# start of Data for this exercise

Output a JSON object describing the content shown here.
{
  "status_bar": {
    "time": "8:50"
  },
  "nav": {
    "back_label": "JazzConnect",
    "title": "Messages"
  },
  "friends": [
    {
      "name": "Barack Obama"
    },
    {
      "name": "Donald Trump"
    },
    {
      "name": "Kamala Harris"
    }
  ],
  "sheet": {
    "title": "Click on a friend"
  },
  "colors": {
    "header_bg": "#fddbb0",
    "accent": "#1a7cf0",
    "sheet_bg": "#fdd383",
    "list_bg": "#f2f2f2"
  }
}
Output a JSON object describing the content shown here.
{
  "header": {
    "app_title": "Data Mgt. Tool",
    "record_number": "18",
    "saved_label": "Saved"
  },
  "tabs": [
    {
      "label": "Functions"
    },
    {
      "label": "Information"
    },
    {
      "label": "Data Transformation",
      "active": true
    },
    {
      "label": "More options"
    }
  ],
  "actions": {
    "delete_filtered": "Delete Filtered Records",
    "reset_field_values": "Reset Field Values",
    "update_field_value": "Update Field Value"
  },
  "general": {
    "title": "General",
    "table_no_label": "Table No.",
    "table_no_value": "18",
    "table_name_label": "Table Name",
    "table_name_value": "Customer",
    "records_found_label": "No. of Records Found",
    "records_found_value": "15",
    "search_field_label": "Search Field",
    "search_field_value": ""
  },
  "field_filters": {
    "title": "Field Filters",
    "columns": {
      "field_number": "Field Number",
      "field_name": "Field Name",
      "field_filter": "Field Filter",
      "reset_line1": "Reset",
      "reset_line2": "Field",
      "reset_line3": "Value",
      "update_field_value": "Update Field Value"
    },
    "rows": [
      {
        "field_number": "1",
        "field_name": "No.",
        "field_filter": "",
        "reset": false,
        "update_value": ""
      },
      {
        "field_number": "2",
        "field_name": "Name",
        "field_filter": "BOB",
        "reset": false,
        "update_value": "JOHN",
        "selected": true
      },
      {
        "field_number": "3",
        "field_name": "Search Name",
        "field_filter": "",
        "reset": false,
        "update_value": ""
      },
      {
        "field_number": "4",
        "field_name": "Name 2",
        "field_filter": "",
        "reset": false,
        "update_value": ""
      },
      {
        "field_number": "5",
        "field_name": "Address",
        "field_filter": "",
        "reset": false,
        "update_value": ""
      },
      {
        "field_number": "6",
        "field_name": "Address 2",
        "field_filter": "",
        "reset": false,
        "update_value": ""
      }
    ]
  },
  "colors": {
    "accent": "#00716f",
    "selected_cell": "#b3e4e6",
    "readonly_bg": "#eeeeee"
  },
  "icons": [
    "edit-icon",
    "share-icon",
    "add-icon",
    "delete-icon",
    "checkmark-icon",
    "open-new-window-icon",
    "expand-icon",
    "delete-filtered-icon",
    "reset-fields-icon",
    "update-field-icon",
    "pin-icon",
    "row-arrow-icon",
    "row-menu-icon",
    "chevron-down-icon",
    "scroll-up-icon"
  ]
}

# end of Data for this exercise

**Written exercise**
Return the listing above in full, character for character.

**Reply to the exercise**
Output a JSON object describing the content shown here.
{
  "status_bar": {
    "time": "8:50"
  },
  "nav": {
    "back_label": "JazzConnect",
    "title": "Messages"
  },
  "friends": [
    {
      "name": "Barack Obama"
    },
    {
      "name": "Donald Trump"
    },
    {
      "name": "Kamala Harris"
    }
  ],
  "sheet": {
    "title": "Click on a friend"
  },
  "colors": {
    "header_bg": "#fddbb0",
    "accent": "#1a7cf0",
    "sheet_bg": "#fdd383",
    "list_bg": "#f2f2f2"
  }
}
Output a JSON object describing the content shown here.
{
  "header": {
    "app_title": "Data Mgt. Tool",
    "record_number": "18",
    "saved_label": "Saved"
  },
  "tabs": [
    {
      "label": "Functions"
    },
    {
      "label": "Information"
    },
    {
      "label": "Data Transformation",
      "active": true
    },
    {
      "label": "More options"
    }
  ],
  "actions": {
    "delete_filtered": "Delete Filtered Records",
    "reset_field_values": "Reset Field Values",
    "update_field_value": "Update Field Value"
  },
  "general": {
    "title": "General",
    "table_no_label": "Table No.",
    "table_no_value": "18",
    "table_name_label": "Table Name",
    "table_name_value": "Customer",
    "records_found_label": "No. of Records Found",
    "records_found_value": "15",
    "search_field_label": "Search Field",
    "search_field_value": ""
  },
  "field_filters": {
    "title": "Field Filters",
    "columns": {
      "field_number": "Field Number",
      "field_name": "Field Name",
      "field_filter": "Field Filter",
      "reset_line1": "Reset",
      "reset_line2": "Field",
      "reset_line3": "Value",
      "update_field_value": "Update Field Value"
    },
    "rows": [
      {
        "field_number": "1",
        "field_name": "No.",
        "field_filter": "",
        "reset": false,
        "update_value": ""
      },
      {
        "field_number": "2",
        "field_name": "Name",
        "field_filter": "BOB",
        "reset": false,
        "update_value": "JOHN",
        "selected": true
      },
      {
        "field_number": "3",
        "field_name": "Search Name",
        "field_filter": "",
        "reset": false,
        "update_value": ""
      },
      {
        "field_number": "4",
        "field_name": "Name 2",
        "field_filter": "",
        "reset": false,
        "update_value": ""
      },
      {
        "field_number": "5",
        "field_name": "Address",
        "field_filter": "",
        "reset": false,
        "update_value": ""
      },
      {
        "field_number": "6",
        "field_name": "Address 2",
        "field_filter": "",
        "reset": false,
        "update_value": ""
      }
    ]
  },
  "colors": {
    "accent": "#00716f",
    "selected_cell": "#b3e4e6",
    "readonly_bg": "#eeeeee"
  },
  "icons": [
    "edit-icon",
    "share-icon",
    "add-icon",
    "delete-icon",
    "checkmark-icon",
    "open-new-window-icon",
    "expand-icon",
    "delete-filtered-icon",
    "reset-fields-icon",
    "update-field-icon",
    "pin-icon",
    "row-arrow-icon",
    "row-menu-icon",
    "chevron-down-icon",
    "scroll-up-icon"
  ]
}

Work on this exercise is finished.